* Listing *

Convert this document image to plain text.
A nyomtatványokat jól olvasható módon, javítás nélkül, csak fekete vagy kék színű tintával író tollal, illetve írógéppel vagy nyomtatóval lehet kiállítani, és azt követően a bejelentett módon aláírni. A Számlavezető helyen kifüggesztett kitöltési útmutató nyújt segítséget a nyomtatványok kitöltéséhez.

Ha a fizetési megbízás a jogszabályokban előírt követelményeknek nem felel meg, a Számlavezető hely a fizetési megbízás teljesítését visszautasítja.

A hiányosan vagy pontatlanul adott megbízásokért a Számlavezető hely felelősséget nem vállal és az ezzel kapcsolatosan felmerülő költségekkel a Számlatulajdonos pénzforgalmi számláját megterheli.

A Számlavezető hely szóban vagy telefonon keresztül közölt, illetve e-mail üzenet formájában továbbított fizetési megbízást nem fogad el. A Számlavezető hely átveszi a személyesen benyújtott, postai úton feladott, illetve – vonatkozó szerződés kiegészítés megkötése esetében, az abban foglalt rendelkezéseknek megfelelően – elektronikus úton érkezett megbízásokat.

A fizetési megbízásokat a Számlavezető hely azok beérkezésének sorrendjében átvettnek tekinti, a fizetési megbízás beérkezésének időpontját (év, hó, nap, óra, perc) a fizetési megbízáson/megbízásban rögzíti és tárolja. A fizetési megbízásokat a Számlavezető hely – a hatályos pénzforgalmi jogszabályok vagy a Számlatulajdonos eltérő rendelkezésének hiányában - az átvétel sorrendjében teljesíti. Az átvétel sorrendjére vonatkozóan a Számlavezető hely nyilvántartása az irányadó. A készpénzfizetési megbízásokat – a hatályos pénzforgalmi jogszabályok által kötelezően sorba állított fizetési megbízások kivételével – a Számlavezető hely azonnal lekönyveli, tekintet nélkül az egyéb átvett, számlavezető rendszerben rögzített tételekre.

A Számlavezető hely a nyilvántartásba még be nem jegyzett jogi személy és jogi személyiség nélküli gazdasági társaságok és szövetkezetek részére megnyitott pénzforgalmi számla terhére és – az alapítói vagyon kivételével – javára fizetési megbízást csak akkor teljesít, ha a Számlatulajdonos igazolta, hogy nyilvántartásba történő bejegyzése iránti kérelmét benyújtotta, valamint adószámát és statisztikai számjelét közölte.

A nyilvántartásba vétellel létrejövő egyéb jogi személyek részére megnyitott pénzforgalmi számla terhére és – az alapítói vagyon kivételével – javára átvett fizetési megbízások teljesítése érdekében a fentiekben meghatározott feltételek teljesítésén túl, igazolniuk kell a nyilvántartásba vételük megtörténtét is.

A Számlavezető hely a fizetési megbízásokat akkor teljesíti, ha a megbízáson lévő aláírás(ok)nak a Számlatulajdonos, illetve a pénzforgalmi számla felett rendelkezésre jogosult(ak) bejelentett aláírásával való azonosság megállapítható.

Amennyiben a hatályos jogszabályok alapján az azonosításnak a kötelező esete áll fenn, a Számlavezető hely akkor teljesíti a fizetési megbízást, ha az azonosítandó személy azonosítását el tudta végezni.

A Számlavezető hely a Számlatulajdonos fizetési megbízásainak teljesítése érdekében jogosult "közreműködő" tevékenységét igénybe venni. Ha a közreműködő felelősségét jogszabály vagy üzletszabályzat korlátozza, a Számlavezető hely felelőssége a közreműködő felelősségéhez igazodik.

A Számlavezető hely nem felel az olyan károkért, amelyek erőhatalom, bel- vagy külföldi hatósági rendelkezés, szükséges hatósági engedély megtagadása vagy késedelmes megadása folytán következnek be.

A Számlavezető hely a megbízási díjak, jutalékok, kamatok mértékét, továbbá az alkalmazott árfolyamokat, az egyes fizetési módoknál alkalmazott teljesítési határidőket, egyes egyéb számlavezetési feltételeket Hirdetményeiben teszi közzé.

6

* Do this *
Using the material above, gather every line that includes "megbízásokat".

* Exercise response *
A Számlavezető hely szóban vagy telefonon keresztül közölt, illetve e-mail üzenet formájában továbbított fizetési megbízást nem fogad el. A Számlavezető hely átveszi a személyesen benyújtott, postai úton feladott, illetve – vonatkozó szerződés kiegészítés megkötése esetében, az abban foglalt rendelkezéseknek megfelelően – elektronikus úton érkezett megbízásokat.
A fizetési megbízásokat a Számlavezető hely azok beérkezésének sorrendjében átvettnek tekinti, a fizetési megbízás beérkezésének időpontját (év, hó, nap, óra, perc) a fizetési megbízáson/megbízásban rögzíti és tárolja. A fizetési megbízásokat a Számlavezető hely – a hatályos pénzforgalmi jogszabályok vagy a Számlatulajdonos eltérő rendelkezésének hiányában - az átvétel sorrendjében teljesíti. Az átvétel sorrendjére vonatkozóan a Számlavezető hely nyilvántartása az irányadó. A készpénzfizetési megbízásokat – a hatályos pénzforgalmi jogszabályok által kötelezően sorba állított fizetési megbízások kivételével – a Számlavezető hely azonnal lekönyveli, tekintet nélkül az egyéb átvett, számlavezető rendszerben rögzített tételekre.
A Számlavezető hely a fizetési megbízásokat akkor teljesíti, ha a megbízáson lévő aláírás(ok)nak a Számlatulajdonos, illetve a pénzforgalmi számla felett rendelkezésre jogosult(ak) bejelentett aláírásával való azonosság megállapítható.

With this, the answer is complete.